▸ DIRECTIONS
Quote, verbatim, all material below, without pictures.

▸ EXTRACTED MATERIAL
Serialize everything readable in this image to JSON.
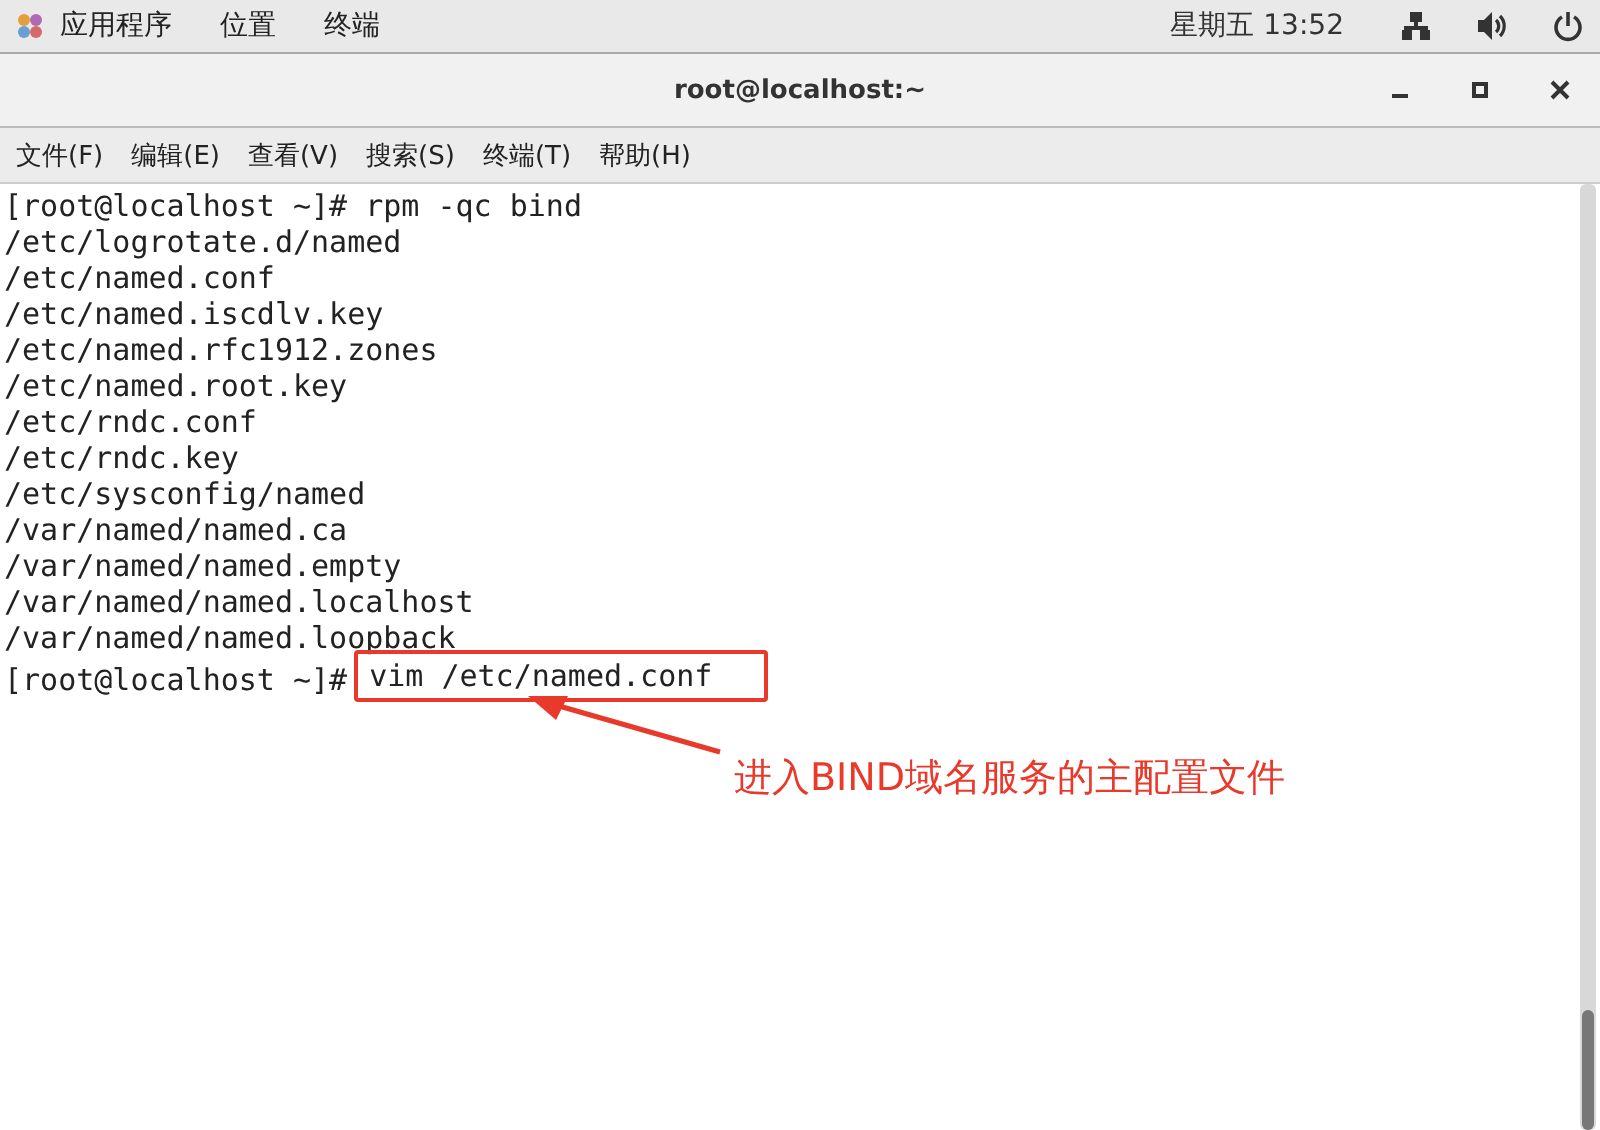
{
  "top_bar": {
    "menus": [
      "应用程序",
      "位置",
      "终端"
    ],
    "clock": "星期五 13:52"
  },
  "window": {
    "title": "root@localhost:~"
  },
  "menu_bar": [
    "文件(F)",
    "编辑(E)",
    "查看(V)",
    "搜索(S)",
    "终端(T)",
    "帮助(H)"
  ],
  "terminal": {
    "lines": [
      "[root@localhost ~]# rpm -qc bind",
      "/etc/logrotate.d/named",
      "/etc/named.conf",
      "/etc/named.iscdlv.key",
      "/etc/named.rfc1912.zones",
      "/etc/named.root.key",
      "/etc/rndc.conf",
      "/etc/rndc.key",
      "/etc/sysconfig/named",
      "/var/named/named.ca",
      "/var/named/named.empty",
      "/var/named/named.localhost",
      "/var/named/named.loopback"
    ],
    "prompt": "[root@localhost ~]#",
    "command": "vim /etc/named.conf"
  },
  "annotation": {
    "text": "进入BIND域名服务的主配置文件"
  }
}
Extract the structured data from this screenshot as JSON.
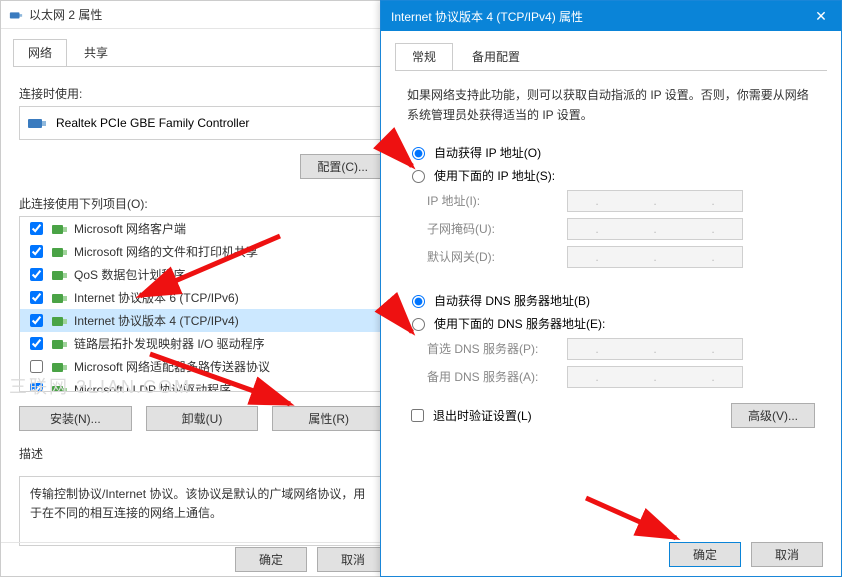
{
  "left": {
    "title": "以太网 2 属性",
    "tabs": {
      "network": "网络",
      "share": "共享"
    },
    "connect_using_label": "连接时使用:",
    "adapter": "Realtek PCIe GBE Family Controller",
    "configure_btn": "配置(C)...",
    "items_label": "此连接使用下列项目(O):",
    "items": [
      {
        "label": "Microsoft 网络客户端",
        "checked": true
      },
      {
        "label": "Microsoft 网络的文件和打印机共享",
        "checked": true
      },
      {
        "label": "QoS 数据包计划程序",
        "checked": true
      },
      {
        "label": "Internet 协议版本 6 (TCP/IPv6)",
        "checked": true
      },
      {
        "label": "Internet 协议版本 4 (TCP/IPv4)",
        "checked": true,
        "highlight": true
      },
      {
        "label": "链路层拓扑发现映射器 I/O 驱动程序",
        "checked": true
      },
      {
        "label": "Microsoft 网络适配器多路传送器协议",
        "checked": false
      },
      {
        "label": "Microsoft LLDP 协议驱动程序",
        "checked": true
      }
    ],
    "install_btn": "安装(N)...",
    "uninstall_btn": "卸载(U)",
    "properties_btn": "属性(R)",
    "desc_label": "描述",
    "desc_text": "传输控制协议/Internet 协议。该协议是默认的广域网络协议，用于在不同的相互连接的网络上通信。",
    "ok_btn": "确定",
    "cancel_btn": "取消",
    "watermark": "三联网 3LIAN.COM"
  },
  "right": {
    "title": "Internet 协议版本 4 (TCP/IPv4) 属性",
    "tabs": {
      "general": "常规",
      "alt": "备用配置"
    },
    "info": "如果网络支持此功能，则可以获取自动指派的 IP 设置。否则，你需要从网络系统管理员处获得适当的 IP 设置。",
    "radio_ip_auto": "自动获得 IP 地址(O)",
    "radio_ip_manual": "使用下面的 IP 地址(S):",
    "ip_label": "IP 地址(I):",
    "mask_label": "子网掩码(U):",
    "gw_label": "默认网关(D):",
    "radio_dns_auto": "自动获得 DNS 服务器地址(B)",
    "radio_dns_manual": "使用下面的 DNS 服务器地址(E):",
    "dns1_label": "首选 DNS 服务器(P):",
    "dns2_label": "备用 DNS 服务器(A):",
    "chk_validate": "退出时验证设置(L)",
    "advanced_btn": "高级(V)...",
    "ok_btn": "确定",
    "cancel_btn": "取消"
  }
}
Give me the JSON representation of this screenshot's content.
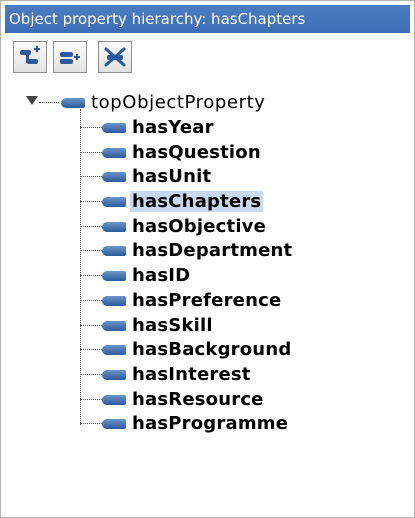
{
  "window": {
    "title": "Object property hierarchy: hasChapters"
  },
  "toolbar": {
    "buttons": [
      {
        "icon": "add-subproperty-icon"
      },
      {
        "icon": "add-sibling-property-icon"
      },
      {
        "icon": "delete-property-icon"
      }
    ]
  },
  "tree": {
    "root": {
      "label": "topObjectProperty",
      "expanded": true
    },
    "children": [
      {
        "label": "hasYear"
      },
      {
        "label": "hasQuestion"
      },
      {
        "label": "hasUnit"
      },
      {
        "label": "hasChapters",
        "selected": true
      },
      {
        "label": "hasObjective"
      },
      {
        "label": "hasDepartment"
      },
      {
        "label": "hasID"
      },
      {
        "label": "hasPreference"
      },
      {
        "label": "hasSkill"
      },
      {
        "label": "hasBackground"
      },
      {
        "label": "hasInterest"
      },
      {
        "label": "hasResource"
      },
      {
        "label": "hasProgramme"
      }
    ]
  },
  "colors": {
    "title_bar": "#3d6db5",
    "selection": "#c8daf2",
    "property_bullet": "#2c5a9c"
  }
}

▸ EXPECTED ANSWER
Serialize everything readable in this image to JSON.
{
  "top_bar": {
    "menus": [
      "应用程序",
      "位置",
      "终端"
    ],
    "clock": "星期五 13:52"
  },
  "window": {
    "title": "root@localhost:~"
  },
  "menu_bar": [
    "文件(F)",
    "编辑(E)",
    "查看(V)",
    "搜索(S)",
    "终端(T)",
    "帮助(H)"
  ],
  "terminal": {
    "lines": [
      "[root@localhost ~]# rpm -qc bind",
      "/etc/logrotate.d/named",
      "/etc/named.conf",
      "/etc/named.iscdlv.key",
      "/etc/named.rfc1912.zones",
      "/etc/named.root.key",
      "/etc/rndc.conf",
      "/etc/rndc.key",
      "/etc/sysconfig/named",
      "/var/named/named.ca",
      "/var/named/named.empty",
      "/var/named/named.localhost",
      "/var/named/named.loopback"
    ],
    "prompt": "[root@localhost ~]#",
    "command": "vim /etc/named.conf"
  },
  "annotation": {
    "text": "进入BIND域名服务的主配置文件"
  }
}
Extract the structured data from this screenshot as JSON.
{
  "left": {
    "title": "以太网 2 属性",
    "tabs": {
      "network": "网络",
      "share": "共享"
    },
    "connect_using_label": "连接时使用:",
    "adapter": "Realtek PCIe GBE Family Controller",
    "configure_btn": "配置(C)...",
    "items_label": "此连接使用下列项目(O):",
    "items": [
      {
        "label": "Microsoft 网络客户端",
        "checked": true
      },
      {
        "label": "Microsoft 网络的文件和打印机共享",
        "checked": true
      },
      {
        "label": "QoS 数据包计划程序",
        "checked": true
      },
      {
        "label": "Internet 协议版本 6 (TCP/IPv6)",
        "checked": true
      },
      {
        "label": "Internet 协议版本 4 (TCP/IPv4)",
        "checked": true,
        "highlight": true
      },
      {
        "label": "链路层拓扑发现映射器 I/O 驱动程序",
        "checked": true
      },
      {
        "label": "Microsoft 网络适配器多路传送器协议",
        "checked": false
      },
      {
        "label": "Microsoft LLDP 协议驱动程序",
        "checked": true
      }
    ],
    "install_btn": "安装(N)...",
    "uninstall_btn": "卸载(U)",
    "properties_btn": "属性(R)",
    "desc_label": "描述",
    "desc_text": "传输控制协议/Internet 协议。该协议是默认的广域网络协议，用于在不同的相互连接的网络上通信。",
    "ok_btn": "确定",
    "cancel_btn": "取消",
    "watermark": "三联网 3LIAN.COM"
  },
  "right": {
    "title": "Internet 协议版本 4 (TCP/IPv4) 属性",
    "tabs": {
      "general": "常规",
      "alt": "备用配置"
    },
    "info": "如果网络支持此功能，则可以获取自动指派的 IP 设置。否则，你需要从网络系统管理员处获得适当的 IP 设置。",
    "radio_ip_auto": "自动获得 IP 地址(O)",
    "radio_ip_manual": "使用下面的 IP 地址(S):",
    "ip_label": "IP 地址(I):",
    "mask_label": "子网掩码(U):",
    "gw_label": "默认网关(D):",
    "radio_dns_auto": "自动获得 DNS 服务器地址(B)",
    "radio_dns_manual": "使用下面的 DNS 服务器地址(E):",
    "dns1_label": "首选 DNS 服务器(P):",
    "dns2_label": "备用 DNS 服务器(A):",
    "chk_validate": "退出时验证设置(L)",
    "advanced_btn": "高级(V)...",
    "ok_btn": "确定",
    "cancel_btn": "取消"
  }
}
Give me the JSON representation of this screenshot's content.
{
  "window": {
    "title": "Object property hierarchy: hasChapters"
  },
  "toolbar": {
    "buttons": [
      {
        "icon": "add-subproperty-icon"
      },
      {
        "icon": "add-sibling-property-icon"
      },
      {
        "icon": "delete-property-icon"
      }
    ]
  },
  "tree": {
    "root": {
      "label": "topObjectProperty",
      "expanded": true
    },
    "children": [
      {
        "label": "hasYear"
      },
      {
        "label": "hasQuestion"
      },
      {
        "label": "hasUnit"
      },
      {
        "label": "hasChapters",
        "selected": true
      },
      {
        "label": "hasObjective"
      },
      {
        "label": "hasDepartment"
      },
      {
        "label": "hasID"
      },
      {
        "label": "hasPreference"
      },
      {
        "label": "hasSkill"
      },
      {
        "label": "hasBackground"
      },
      {
        "label": "hasInterest"
      },
      {
        "label": "hasResource"
      },
      {
        "label": "hasProgramme"
      }
    ]
  },
  "colors": {
    "title_bar": "#3d6db5",
    "selection": "#c8daf2",
    "property_bullet": "#2c5a9c"
  }
}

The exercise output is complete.